WHAT TO WORK ON: Copy out, line for line and without any change, the opening portion of the entries, from the very first line through the line containing "heatmap-cell xyxy=(157,939,166,953)", with both of those lines included.

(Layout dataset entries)
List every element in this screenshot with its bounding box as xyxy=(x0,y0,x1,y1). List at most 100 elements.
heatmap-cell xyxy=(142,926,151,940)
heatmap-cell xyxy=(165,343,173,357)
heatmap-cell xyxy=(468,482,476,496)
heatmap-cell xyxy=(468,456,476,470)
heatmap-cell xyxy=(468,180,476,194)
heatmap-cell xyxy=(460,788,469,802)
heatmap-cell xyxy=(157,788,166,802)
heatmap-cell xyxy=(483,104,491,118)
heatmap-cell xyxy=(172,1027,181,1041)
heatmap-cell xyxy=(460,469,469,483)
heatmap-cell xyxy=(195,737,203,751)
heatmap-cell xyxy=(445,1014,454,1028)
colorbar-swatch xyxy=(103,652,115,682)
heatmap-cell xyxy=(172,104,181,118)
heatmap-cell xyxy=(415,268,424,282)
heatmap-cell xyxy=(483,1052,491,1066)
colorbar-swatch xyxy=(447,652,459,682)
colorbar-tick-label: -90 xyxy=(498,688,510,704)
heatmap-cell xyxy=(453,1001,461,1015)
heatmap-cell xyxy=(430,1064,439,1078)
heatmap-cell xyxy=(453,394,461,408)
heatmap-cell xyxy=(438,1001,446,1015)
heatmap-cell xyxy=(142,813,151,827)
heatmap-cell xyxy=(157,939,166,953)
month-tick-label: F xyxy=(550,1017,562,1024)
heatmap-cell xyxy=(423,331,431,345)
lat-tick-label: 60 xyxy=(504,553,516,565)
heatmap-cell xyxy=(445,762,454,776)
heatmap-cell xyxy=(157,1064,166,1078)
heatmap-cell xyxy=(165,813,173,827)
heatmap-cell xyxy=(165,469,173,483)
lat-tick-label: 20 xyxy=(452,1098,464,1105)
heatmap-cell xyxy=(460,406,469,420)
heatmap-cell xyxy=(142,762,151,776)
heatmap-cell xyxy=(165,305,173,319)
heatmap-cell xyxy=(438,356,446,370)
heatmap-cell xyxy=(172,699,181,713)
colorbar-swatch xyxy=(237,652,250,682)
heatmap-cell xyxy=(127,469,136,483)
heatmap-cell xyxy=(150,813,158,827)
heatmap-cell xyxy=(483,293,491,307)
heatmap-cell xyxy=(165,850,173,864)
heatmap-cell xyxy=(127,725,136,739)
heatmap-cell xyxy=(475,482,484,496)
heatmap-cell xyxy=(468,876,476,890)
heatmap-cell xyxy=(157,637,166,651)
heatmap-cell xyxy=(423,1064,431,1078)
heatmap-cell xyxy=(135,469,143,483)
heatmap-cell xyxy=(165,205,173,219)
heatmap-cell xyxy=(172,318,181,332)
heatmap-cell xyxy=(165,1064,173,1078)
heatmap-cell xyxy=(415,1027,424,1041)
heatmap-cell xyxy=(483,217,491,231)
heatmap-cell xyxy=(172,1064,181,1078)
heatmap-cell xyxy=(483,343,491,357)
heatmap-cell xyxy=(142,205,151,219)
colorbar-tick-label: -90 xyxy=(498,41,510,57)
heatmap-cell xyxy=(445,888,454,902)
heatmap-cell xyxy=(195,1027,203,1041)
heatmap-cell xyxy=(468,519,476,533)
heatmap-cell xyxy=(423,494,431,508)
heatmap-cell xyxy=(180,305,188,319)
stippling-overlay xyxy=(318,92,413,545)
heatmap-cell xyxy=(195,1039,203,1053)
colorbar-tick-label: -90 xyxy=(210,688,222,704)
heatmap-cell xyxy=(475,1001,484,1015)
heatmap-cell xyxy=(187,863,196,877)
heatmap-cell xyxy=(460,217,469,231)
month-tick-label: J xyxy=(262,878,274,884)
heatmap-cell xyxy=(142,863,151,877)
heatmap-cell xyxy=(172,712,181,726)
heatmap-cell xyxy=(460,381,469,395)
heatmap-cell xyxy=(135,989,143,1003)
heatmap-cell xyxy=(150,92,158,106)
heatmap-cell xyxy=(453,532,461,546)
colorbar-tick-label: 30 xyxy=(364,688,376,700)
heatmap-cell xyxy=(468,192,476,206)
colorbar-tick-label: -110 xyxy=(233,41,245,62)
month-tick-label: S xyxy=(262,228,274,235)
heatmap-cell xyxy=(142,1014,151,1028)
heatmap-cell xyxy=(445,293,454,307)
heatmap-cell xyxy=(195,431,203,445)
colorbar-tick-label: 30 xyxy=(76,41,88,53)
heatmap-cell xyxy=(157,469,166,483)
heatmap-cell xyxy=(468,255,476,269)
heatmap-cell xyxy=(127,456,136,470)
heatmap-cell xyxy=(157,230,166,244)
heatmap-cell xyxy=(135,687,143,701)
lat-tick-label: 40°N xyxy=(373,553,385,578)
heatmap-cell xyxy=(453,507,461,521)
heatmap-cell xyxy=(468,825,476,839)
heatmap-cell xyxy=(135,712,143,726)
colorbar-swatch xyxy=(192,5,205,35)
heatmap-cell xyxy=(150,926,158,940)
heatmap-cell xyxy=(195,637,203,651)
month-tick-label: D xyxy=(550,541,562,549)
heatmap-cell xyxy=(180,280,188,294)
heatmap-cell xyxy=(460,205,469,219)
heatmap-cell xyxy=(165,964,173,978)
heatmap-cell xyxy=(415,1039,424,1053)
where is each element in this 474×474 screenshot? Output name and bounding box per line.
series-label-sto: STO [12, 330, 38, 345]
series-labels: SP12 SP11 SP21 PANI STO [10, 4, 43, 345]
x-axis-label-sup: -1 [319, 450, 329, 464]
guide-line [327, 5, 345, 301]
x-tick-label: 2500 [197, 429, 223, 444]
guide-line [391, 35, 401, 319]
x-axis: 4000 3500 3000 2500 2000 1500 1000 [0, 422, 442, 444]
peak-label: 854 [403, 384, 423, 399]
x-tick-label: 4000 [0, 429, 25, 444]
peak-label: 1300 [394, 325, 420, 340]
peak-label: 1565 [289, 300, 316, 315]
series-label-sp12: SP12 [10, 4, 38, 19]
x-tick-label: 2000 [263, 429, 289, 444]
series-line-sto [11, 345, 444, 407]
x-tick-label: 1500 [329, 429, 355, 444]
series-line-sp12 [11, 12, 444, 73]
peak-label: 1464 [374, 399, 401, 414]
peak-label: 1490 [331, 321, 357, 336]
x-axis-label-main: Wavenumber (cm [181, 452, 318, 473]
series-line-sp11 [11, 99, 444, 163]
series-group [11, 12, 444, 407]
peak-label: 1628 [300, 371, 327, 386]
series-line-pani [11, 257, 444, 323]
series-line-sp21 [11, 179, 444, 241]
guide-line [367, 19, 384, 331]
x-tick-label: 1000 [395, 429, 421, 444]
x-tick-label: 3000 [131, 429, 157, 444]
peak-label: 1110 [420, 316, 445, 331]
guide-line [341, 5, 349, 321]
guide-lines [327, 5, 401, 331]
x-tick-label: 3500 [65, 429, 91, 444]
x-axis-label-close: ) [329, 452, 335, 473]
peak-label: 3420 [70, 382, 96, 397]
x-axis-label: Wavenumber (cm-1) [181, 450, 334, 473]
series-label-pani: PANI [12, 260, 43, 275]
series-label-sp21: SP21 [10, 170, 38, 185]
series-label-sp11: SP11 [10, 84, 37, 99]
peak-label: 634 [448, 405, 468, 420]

TASK OUTPUT:
List every element in this screenshot with its bounding box as xyxy=(x0,y0,x1,y1). List at most 100 elements.
heatmap-cell xyxy=(142,926,151,940)
heatmap-cell xyxy=(165,343,173,357)
heatmap-cell xyxy=(468,482,476,496)
heatmap-cell xyxy=(468,456,476,470)
heatmap-cell xyxy=(468,180,476,194)
heatmap-cell xyxy=(460,788,469,802)
heatmap-cell xyxy=(157,788,166,802)
heatmap-cell xyxy=(483,104,491,118)
heatmap-cell xyxy=(172,1027,181,1041)
heatmap-cell xyxy=(460,469,469,483)
heatmap-cell xyxy=(195,737,203,751)
heatmap-cell xyxy=(445,1014,454,1028)
colorbar-swatch xyxy=(103,652,115,682)
heatmap-cell xyxy=(172,104,181,118)
heatmap-cell xyxy=(415,268,424,282)
heatmap-cell xyxy=(483,1052,491,1066)
colorbar-swatch xyxy=(447,652,459,682)
colorbar-tick-label: -90 xyxy=(498,688,510,704)
heatmap-cell xyxy=(453,1001,461,1015)
heatmap-cell xyxy=(430,1064,439,1078)
heatmap-cell xyxy=(453,394,461,408)
heatmap-cell xyxy=(438,1001,446,1015)
heatmap-cell xyxy=(142,813,151,827)
heatmap-cell xyxy=(157,939,166,953)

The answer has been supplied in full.